» **Instructions to follow**
Can you repeat the lines of the records from the line with "value-label: 25% [510, 379, 539, 395]" through the line with "bar [414, 268, 453, 291]", character for character?

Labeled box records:
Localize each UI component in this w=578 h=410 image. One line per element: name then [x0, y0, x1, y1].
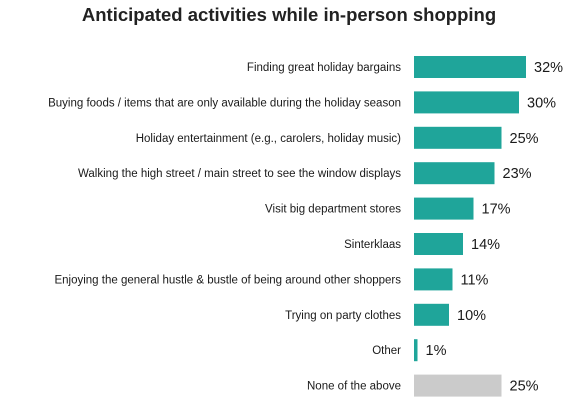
value-label: 25% [510, 379, 539, 395]
bar [414, 56, 526, 78]
value-label: 14% [471, 237, 500, 253]
category-label: Trying on party clothes [285, 310, 401, 322]
value-label: 23% [503, 166, 532, 182]
category-label: Holiday entertainment (e.g., carolers, h… [136, 133, 401, 145]
bar [414, 91, 519, 114]
bar [414, 303, 449, 326]
bar [414, 268, 453, 291]
category-label: Finding great holiday bargains [247, 62, 401, 74]
chart-title: Anticipated activities while in-person s… [81, 4, 497, 25]
category-label: None of the above [307, 381, 401, 393]
value-label: 1% [426, 343, 447, 359]
value-label: 25% [510, 131, 539, 147]
value-label: 32% [534, 60, 563, 76]
value-label: 30% [527, 95, 556, 111]
value-label: 17% [482, 202, 511, 218]
bar [414, 162, 495, 185]
bar [414, 339, 418, 362]
category-label: Sinterklaas [344, 239, 401, 251]
bar [414, 126, 502, 149]
category-label: Other [372, 345, 401, 357]
category-label: Walking the high street / main street to… [78, 168, 401, 180]
bar [414, 374, 502, 397]
category-label: Visit big department stores [265, 204, 401, 216]
category-label: Enjoying the general hustle & bustle of … [54, 274, 401, 286]
value-label: 10% [457, 308, 486, 324]
bar [414, 197, 474, 220]
bar [414, 233, 463, 255]
category-label: Buying foods / items that are only avail… [48, 97, 401, 109]
value-label: 11% [461, 272, 489, 288]
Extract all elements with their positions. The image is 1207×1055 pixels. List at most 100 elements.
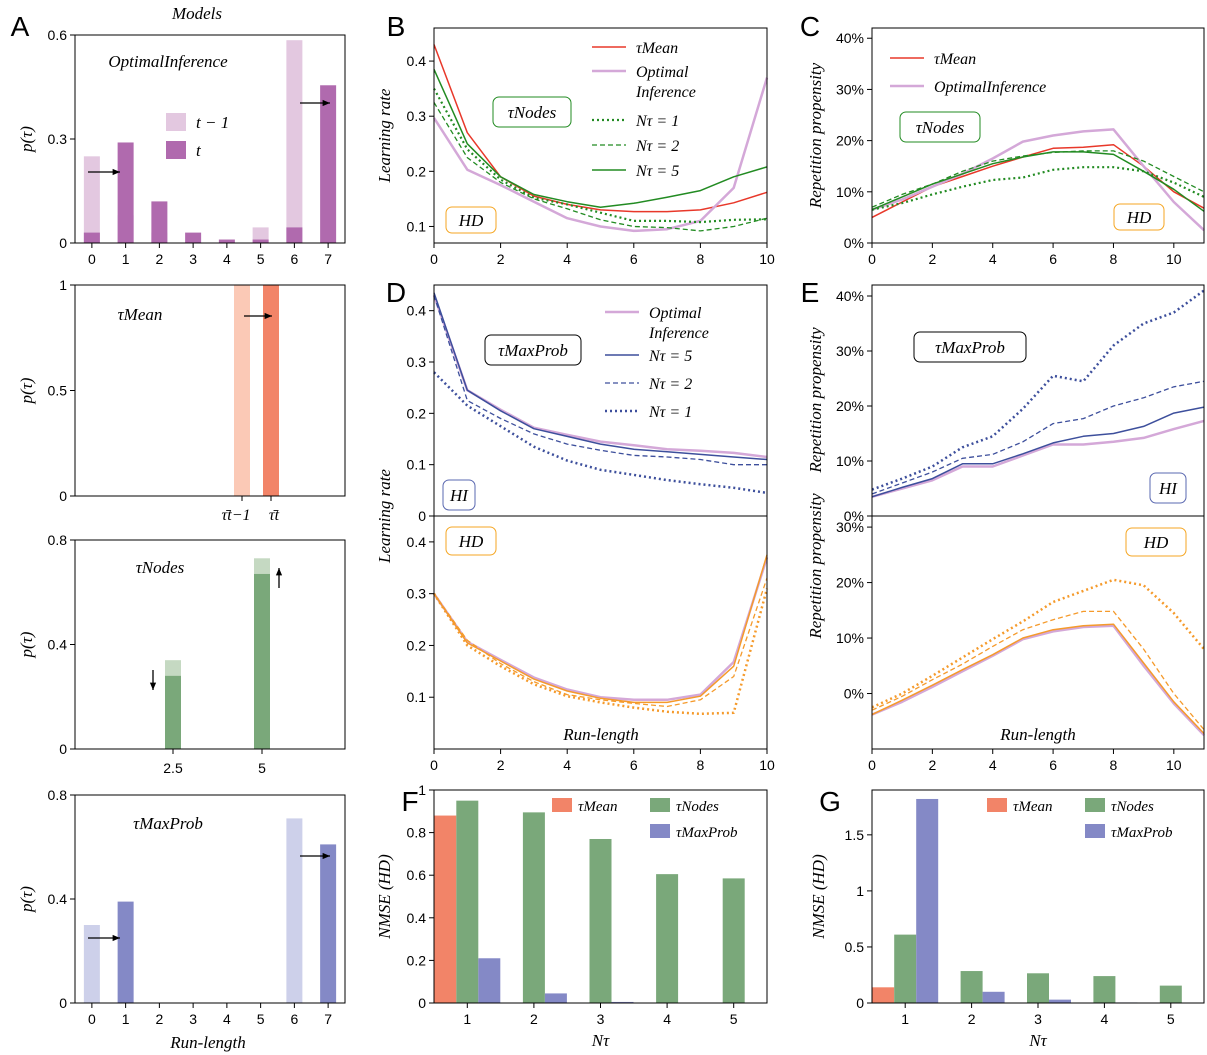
- y-axis-label: p(τ): [17, 377, 36, 404]
- y-tick-label: 0.1: [407, 218, 427, 234]
- arrow-head: [322, 852, 330, 860]
- y-tick-label: 0: [59, 235, 67, 251]
- arrow-head: [149, 682, 157, 690]
- x-tick-label: 0: [868, 757, 876, 773]
- y-tick-label: 0.5: [48, 383, 68, 399]
- nmse-bar: [916, 798, 939, 1003]
- y-tick-label: 0.3: [48, 131, 68, 147]
- y-axis-label: p(τ): [17, 631, 36, 658]
- x-tick-label: 8: [697, 251, 705, 267]
- x-tick-label: 4: [223, 1011, 231, 1027]
- x-tick-label: 6: [630, 251, 638, 267]
- panel-label-c: C: [800, 11, 820, 42]
- legend-entry: Nτ = 5: [635, 163, 679, 180]
- x-tick-label: 10: [759, 251, 775, 267]
- y-tick-label: 10%: [836, 453, 864, 469]
- model-tag-box: [484, 334, 582, 366]
- model-tag: τMaxProb: [935, 338, 1005, 357]
- x-tick-label: 2: [928, 251, 936, 267]
- nmse-bar: [1159, 985, 1182, 1003]
- bar-t: [165, 675, 181, 749]
- y-tick-label: 40%: [836, 30, 864, 46]
- y-tick-label: 0: [59, 995, 67, 1011]
- y-tick-label: 0: [856, 995, 864, 1011]
- series-line: [871, 406, 1205, 498]
- x-tick-label: 6: [1049, 757, 1057, 773]
- y-tick-label: 0%: [844, 508, 864, 524]
- nmse-bar: [872, 987, 895, 1003]
- y-tick-label: 0.3: [407, 354, 427, 370]
- x-tick-label: 0: [430, 251, 438, 267]
- x-tick-label: 2: [155, 251, 163, 267]
- x-tick-label: 0: [868, 251, 876, 267]
- series-line: [433, 554, 768, 704]
- series-line: [433, 68, 768, 208]
- nmse-bar: [894, 934, 917, 1003]
- plot-frame: [871, 515, 1205, 750]
- arrow-head: [112, 168, 120, 176]
- nmse-bar: [656, 874, 679, 1003]
- x-tick-label: 2: [928, 757, 936, 773]
- legend-entry: Nτ = 5: [648, 348, 692, 365]
- x-tick-label: 3: [597, 1011, 605, 1027]
- panel-label-e: E: [801, 277, 820, 308]
- y-tick-label: 0.4: [407, 534, 427, 550]
- x-tick-label: 2: [497, 251, 505, 267]
- y-tick-label: 0%: [844, 235, 864, 251]
- x-tick-label: τ̄t−1: [222, 507, 251, 524]
- y-tick-label: 0.8: [407, 825, 427, 841]
- x-axis-label: Run-length: [562, 725, 639, 744]
- x-tick-label: 4: [663, 1011, 671, 1027]
- nmse-bar: [544, 993, 567, 1003]
- model-tag-box: [445, 526, 497, 556]
- x-tick-label: 5: [257, 1011, 265, 1027]
- y-tick-label: 1: [856, 883, 864, 899]
- y-tick-label: 0.8: [48, 532, 68, 548]
- nmse-bar: [1027, 973, 1049, 1003]
- y-tick-label: 0.2: [407, 952, 427, 968]
- series-line: [433, 577, 768, 708]
- nmse-bar: [1049, 999, 1071, 1003]
- legend-entry: t: [196, 141, 202, 160]
- plot-frame: [74, 539, 346, 750]
- y-axis-label: Learning rate: [375, 469, 394, 564]
- x-tick-label: 6: [1049, 251, 1057, 267]
- x-tick-label: 6: [290, 1011, 298, 1027]
- model-tag-box: [899, 111, 981, 143]
- y-axis-label: Repetition propensity: [806, 62, 825, 209]
- series-line: [871, 289, 1205, 491]
- panel-label-a: A: [11, 11, 30, 42]
- arrow-head: [264, 312, 272, 320]
- x-tick-label: 2: [497, 757, 505, 773]
- legend-entry: Inference: [648, 325, 709, 342]
- x-tick-label: 0: [88, 1011, 96, 1027]
- series-line: [871, 624, 1205, 736]
- x-tick-label: 10: [759, 757, 775, 773]
- legend-swatch: [166, 141, 186, 159]
- y-tick-label: 0.4: [407, 910, 427, 926]
- legend-swatch: [166, 113, 186, 131]
- y-tick-label: 0.3: [407, 586, 427, 602]
- x-tick-label: 2: [530, 1011, 538, 1027]
- series-line: [433, 44, 768, 213]
- x-tick-label: 4: [989, 251, 997, 267]
- bar-t: [218, 239, 235, 243]
- model-tag: HI: [449, 486, 469, 505]
- models-title: Models: [171, 4, 222, 23]
- legend-swatch: [1085, 798, 1105, 812]
- y-axis-label: NMSE (HD): [375, 854, 394, 940]
- model-tag: HI: [1158, 479, 1178, 498]
- legend-swatch: [1085, 824, 1105, 838]
- y-tick-label: 20%: [836, 398, 864, 414]
- bar-t-minus-1: [83, 156, 100, 243]
- x-tick-label: 8: [697, 757, 705, 773]
- legend-entry: Optimal: [649, 305, 702, 322]
- legend-swatch: [650, 824, 670, 838]
- x-tick-label: 1: [901, 1011, 909, 1027]
- bar-t: [286, 227, 303, 243]
- x-tick-label: τ̄t: [269, 507, 280, 524]
- subplot-title: τNodes: [136, 558, 185, 577]
- legend-entry: τMean: [636, 40, 678, 57]
- model-tag: τNodes: [508, 103, 557, 122]
- model-tag-box: [1125, 527, 1187, 557]
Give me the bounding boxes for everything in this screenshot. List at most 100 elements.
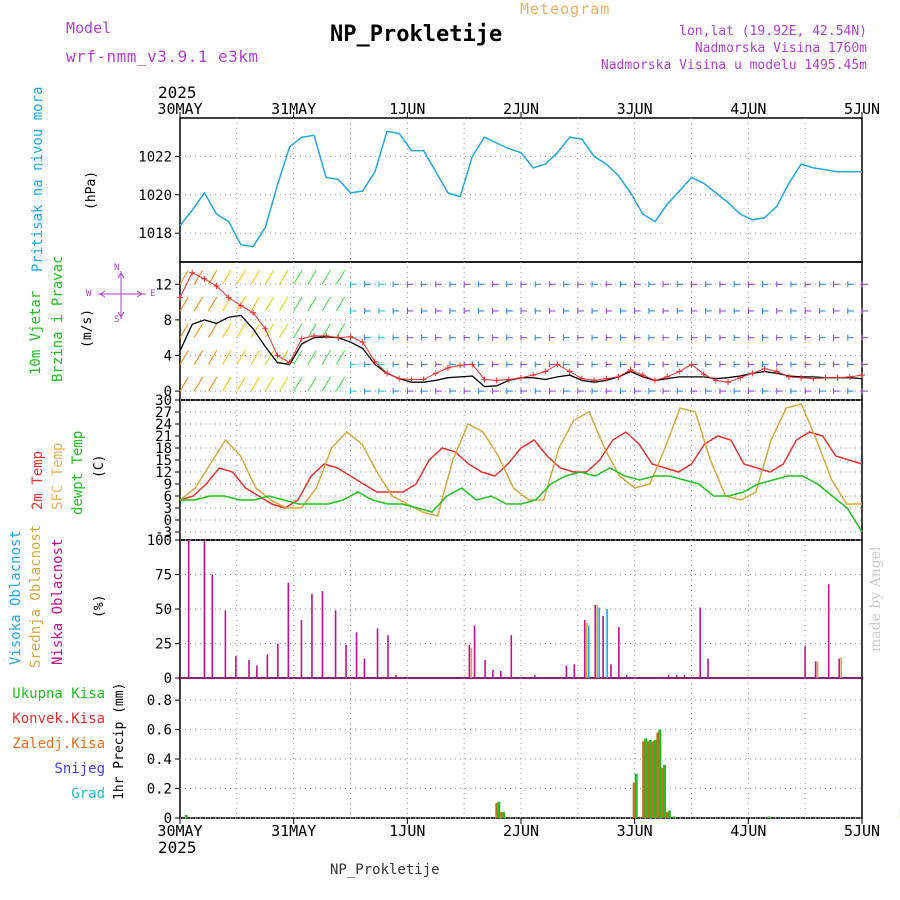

» **Problem solution**
value-label: 25% [510, 379, 539, 395]
bar [414, 56, 526, 78]
value-label: 14% [471, 237, 500, 253]
category-label: Trying on party clothes [285, 310, 401, 322]
value-label: 23% [503, 166, 532, 182]
category-label: Holiday entertainment (e.g., carolers, h… [136, 133, 401, 145]
bar [414, 91, 519, 114]
bar [414, 303, 449, 326]
bar [414, 268, 453, 291]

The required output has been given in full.